---------- SOURCE RECORDS

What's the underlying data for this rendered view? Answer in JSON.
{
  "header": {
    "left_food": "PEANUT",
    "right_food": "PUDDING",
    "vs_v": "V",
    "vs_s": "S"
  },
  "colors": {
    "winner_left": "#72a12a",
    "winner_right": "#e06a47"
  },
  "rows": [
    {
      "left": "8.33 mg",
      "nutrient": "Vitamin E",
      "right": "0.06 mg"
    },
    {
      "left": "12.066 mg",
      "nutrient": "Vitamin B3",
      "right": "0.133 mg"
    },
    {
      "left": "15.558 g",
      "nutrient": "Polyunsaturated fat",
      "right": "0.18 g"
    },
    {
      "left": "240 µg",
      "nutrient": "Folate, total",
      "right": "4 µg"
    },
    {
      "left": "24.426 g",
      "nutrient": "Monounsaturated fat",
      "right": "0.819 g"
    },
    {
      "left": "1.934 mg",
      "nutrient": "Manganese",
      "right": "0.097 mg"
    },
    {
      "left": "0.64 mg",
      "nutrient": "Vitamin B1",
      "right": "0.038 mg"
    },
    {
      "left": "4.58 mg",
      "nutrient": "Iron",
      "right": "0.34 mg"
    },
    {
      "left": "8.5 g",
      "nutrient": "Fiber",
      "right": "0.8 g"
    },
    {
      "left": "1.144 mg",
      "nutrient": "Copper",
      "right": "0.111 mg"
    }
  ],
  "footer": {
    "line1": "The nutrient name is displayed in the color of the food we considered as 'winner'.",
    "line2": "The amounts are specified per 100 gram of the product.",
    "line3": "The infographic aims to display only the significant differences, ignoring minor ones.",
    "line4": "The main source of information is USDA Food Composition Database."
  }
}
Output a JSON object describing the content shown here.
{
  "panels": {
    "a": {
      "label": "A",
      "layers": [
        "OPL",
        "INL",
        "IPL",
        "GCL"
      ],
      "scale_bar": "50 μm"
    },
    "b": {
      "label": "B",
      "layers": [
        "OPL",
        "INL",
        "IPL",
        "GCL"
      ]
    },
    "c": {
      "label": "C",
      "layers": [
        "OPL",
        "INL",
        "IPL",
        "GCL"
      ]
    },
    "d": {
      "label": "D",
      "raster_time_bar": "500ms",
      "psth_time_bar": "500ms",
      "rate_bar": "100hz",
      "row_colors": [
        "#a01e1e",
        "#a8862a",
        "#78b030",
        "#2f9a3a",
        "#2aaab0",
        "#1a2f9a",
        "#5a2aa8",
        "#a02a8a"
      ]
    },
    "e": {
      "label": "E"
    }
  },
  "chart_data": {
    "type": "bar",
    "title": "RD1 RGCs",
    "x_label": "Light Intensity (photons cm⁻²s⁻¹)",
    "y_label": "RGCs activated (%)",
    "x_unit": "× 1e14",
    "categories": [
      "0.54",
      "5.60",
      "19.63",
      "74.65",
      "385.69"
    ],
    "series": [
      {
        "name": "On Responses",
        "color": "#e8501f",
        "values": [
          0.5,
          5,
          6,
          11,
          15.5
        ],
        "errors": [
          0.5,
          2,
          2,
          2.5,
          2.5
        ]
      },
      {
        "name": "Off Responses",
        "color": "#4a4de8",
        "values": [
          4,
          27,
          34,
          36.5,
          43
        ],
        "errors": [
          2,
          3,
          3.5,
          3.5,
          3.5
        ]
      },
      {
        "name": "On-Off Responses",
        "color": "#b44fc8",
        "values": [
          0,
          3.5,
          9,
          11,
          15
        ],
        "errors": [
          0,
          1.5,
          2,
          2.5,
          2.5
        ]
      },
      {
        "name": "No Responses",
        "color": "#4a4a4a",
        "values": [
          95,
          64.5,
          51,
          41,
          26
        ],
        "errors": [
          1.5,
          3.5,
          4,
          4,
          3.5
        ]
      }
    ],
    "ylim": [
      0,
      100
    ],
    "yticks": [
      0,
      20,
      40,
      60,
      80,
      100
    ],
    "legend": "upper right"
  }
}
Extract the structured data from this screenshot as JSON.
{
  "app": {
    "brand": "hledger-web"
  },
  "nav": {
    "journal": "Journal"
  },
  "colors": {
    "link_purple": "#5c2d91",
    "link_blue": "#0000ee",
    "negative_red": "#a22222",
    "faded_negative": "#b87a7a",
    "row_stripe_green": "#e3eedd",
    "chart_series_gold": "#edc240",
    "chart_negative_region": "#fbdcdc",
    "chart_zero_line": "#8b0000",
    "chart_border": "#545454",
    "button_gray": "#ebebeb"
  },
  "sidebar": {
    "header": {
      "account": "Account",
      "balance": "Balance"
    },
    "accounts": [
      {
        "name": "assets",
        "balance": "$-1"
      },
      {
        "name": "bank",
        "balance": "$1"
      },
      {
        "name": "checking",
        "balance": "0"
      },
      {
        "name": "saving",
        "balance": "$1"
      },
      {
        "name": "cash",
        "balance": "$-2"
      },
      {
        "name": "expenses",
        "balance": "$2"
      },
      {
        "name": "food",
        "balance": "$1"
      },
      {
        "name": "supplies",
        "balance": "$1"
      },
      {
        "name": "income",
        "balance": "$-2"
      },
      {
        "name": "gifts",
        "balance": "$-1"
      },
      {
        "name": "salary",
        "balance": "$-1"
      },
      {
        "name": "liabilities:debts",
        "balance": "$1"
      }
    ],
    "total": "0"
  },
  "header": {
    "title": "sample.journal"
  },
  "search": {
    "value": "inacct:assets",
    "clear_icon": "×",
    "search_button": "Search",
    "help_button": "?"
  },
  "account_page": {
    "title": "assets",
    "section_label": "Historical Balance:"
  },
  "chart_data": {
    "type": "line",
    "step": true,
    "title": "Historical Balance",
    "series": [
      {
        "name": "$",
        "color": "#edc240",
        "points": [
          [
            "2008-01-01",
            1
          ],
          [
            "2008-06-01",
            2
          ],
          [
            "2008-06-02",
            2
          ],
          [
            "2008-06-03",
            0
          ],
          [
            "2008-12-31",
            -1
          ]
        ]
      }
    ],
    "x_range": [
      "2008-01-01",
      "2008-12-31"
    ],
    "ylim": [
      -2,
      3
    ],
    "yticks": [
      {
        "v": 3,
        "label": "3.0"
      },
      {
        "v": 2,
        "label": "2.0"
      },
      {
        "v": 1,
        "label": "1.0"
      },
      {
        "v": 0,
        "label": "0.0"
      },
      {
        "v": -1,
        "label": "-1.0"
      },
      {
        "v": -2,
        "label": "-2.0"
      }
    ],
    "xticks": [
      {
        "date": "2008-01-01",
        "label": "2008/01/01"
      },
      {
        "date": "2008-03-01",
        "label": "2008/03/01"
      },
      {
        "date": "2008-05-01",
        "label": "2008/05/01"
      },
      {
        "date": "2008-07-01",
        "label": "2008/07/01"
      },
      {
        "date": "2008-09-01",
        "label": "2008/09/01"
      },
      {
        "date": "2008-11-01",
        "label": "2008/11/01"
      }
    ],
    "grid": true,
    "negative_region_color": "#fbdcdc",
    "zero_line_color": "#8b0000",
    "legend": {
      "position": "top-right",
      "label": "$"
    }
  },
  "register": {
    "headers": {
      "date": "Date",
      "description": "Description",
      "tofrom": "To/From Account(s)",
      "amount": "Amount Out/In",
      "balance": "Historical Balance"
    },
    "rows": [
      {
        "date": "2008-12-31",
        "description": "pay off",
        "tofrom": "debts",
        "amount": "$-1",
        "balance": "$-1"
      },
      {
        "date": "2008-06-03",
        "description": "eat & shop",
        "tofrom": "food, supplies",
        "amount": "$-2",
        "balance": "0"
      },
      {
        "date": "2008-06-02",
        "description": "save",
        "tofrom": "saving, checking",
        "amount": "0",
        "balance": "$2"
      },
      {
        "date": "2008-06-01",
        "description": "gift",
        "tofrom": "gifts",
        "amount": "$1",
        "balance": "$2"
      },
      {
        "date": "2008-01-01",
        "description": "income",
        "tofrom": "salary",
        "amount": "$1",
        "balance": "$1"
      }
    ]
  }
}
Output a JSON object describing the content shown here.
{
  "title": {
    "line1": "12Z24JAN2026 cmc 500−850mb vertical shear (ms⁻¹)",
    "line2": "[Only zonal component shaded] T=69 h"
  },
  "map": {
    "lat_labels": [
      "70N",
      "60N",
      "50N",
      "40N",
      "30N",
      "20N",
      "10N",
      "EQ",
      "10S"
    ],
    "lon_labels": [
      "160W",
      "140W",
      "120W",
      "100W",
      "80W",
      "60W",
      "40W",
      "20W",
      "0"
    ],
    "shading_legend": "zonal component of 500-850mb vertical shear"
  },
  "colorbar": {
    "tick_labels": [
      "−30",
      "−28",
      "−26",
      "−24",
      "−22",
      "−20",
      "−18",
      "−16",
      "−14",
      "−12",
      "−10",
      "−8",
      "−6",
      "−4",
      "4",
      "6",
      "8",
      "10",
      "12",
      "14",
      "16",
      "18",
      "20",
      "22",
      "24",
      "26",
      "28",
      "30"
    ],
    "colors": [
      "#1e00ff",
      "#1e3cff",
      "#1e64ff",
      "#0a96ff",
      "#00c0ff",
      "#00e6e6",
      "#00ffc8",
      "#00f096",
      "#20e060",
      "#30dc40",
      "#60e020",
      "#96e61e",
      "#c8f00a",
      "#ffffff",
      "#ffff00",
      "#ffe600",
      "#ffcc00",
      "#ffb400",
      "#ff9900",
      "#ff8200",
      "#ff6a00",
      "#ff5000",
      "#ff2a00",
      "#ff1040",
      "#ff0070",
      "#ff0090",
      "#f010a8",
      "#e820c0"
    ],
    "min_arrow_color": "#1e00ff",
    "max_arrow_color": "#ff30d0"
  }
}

--------------------

WORK TO COMPLETE: List each line of the records that holds the string "tofrom".

RESULT:
      "tofrom": "To/From Account(s)",
        "tofrom": "debts",
        "tofrom": "food, supplies",
        "tofrom": "saving, checking",
        "tofrom": "gifts",
        "tofrom": "salary",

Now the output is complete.